**Short task:**
Pick out and copy every line below that has the word "Atlantique".

****

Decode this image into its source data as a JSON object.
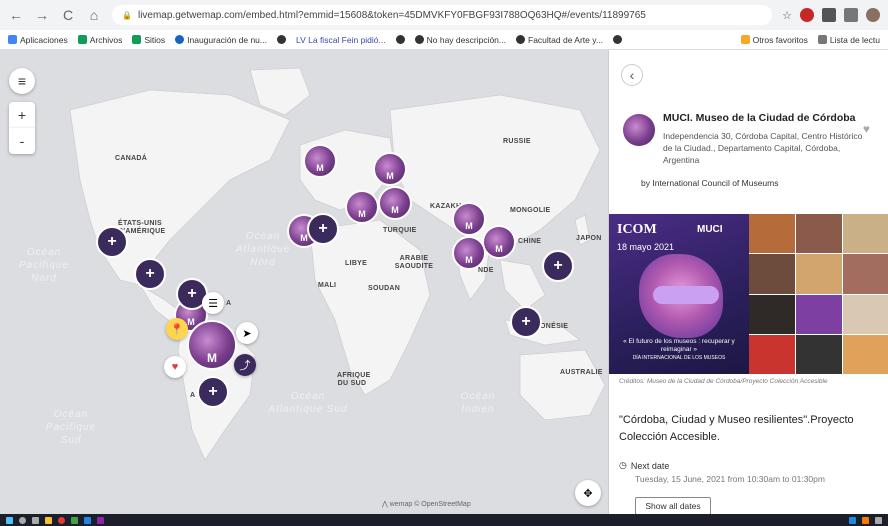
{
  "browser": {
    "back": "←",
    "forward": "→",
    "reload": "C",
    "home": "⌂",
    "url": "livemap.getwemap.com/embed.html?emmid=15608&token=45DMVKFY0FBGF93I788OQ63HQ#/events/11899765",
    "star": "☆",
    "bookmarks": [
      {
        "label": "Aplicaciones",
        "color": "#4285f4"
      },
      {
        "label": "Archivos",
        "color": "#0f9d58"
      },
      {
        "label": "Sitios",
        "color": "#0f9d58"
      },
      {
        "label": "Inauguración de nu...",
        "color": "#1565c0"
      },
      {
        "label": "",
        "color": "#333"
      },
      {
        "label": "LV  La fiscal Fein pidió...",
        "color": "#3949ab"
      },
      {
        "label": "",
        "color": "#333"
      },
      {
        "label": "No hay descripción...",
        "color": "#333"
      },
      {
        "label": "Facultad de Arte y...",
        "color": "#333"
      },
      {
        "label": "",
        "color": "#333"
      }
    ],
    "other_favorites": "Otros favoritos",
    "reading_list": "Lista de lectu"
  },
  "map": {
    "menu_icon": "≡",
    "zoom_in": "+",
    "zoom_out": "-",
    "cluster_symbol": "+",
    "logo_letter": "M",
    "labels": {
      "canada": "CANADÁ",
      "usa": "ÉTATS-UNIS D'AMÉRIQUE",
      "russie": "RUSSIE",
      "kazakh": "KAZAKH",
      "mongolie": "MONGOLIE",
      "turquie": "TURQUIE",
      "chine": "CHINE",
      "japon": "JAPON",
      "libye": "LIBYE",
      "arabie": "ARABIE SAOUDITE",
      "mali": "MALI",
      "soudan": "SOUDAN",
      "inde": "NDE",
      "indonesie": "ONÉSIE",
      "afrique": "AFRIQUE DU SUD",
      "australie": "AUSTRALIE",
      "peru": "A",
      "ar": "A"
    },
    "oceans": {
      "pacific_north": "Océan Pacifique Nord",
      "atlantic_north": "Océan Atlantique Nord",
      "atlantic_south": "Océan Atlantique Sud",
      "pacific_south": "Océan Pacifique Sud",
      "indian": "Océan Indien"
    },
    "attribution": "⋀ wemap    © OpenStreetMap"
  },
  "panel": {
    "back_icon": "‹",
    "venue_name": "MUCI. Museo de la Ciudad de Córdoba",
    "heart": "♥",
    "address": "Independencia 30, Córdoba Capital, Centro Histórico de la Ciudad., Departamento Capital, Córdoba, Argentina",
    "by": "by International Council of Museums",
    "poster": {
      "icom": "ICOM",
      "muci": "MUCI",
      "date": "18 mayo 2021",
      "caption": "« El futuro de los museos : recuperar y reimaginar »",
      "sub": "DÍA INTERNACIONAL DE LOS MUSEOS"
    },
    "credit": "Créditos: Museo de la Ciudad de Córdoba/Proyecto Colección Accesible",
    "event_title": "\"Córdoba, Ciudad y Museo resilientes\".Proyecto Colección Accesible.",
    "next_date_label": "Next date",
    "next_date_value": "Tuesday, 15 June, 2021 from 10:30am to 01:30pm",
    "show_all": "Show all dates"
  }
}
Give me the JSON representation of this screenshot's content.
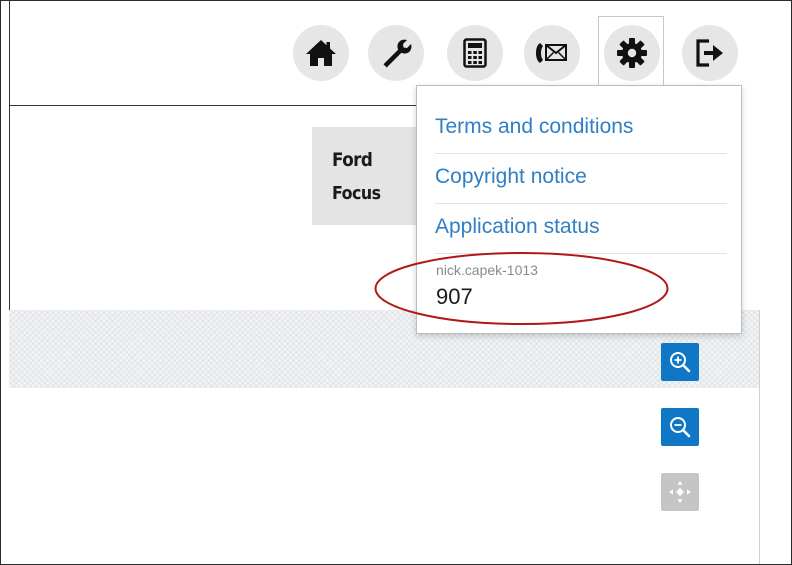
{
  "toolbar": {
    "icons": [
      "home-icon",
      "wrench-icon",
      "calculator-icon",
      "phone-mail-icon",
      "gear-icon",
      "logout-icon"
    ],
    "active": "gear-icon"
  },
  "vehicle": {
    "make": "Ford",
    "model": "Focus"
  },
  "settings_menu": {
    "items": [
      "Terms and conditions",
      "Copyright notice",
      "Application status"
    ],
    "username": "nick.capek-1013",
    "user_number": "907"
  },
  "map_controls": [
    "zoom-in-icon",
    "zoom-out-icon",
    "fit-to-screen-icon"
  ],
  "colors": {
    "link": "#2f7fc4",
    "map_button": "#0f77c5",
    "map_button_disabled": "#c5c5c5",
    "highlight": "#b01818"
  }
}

****

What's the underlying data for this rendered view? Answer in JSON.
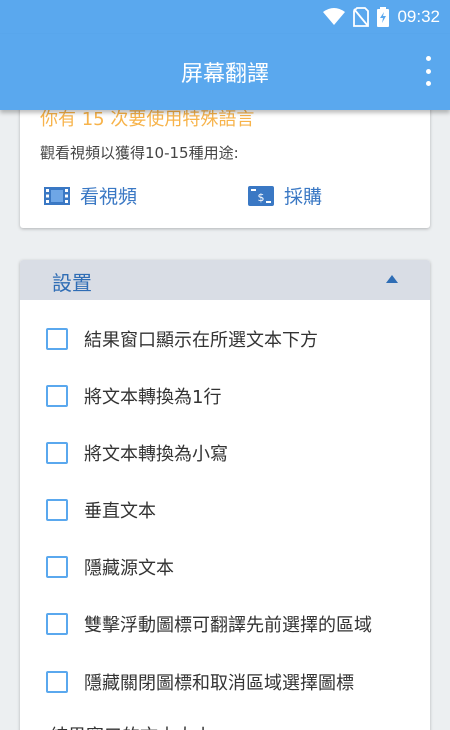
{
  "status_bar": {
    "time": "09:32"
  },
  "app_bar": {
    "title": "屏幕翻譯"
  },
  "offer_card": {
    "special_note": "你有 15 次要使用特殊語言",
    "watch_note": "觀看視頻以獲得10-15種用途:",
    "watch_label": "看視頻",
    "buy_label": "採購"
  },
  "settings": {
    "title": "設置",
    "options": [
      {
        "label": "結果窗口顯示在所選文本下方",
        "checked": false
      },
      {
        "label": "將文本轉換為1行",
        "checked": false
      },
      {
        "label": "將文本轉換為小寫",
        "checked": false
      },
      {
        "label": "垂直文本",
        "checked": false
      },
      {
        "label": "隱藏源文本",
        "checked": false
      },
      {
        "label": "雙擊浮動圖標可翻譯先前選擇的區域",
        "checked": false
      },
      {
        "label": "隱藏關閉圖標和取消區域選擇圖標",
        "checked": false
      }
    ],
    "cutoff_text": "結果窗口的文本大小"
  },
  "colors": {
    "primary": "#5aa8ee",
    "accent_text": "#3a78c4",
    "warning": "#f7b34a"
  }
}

****

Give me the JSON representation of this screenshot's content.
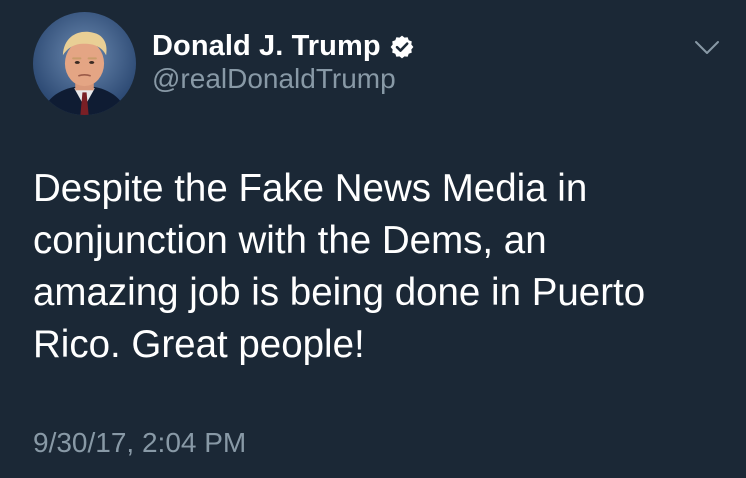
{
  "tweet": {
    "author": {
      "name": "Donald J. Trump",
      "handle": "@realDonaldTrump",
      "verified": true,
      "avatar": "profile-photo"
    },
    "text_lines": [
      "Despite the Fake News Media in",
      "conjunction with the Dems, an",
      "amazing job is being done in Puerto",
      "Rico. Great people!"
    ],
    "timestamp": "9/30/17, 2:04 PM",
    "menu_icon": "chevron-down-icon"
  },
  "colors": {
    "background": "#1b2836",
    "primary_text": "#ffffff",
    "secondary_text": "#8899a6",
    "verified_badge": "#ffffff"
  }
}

****

**Answer to the problem:**
      "atlantic_north": "Océan Atlantique Nord",
      "atlantic_south": "Océan Atlantique Sud",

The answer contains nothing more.